(Some records)
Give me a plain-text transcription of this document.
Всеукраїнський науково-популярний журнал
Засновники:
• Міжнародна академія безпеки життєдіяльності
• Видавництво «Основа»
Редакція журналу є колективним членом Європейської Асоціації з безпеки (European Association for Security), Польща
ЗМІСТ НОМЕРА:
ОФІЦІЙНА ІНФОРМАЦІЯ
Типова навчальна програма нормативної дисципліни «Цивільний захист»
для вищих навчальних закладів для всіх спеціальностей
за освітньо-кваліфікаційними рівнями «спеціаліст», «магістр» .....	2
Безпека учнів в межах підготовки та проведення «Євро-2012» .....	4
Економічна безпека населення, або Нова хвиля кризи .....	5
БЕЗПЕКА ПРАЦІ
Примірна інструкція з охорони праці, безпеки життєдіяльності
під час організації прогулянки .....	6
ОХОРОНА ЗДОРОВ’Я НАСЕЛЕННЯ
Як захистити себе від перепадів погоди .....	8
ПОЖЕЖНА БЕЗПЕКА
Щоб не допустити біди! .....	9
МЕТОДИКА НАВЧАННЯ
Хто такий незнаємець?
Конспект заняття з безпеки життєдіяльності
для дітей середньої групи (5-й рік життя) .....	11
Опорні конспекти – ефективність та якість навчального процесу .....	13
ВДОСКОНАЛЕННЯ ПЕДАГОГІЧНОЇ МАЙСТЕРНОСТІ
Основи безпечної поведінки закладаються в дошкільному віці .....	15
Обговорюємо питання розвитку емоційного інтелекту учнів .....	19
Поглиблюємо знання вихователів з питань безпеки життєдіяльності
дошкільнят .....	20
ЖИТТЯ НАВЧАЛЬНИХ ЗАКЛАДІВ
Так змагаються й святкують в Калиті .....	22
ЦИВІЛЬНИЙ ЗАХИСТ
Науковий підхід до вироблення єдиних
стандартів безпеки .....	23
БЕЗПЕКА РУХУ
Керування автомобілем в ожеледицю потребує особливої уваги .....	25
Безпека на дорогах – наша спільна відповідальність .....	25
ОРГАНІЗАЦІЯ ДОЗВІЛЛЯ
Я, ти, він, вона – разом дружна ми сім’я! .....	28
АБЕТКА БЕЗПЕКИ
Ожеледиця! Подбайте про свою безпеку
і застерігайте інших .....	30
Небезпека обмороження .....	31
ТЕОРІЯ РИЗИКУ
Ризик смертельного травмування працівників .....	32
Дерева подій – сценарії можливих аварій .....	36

- [Stated task]
Count how many lines above carry the word "учнів". Only the number is required.

- [Answer to this exercise]
2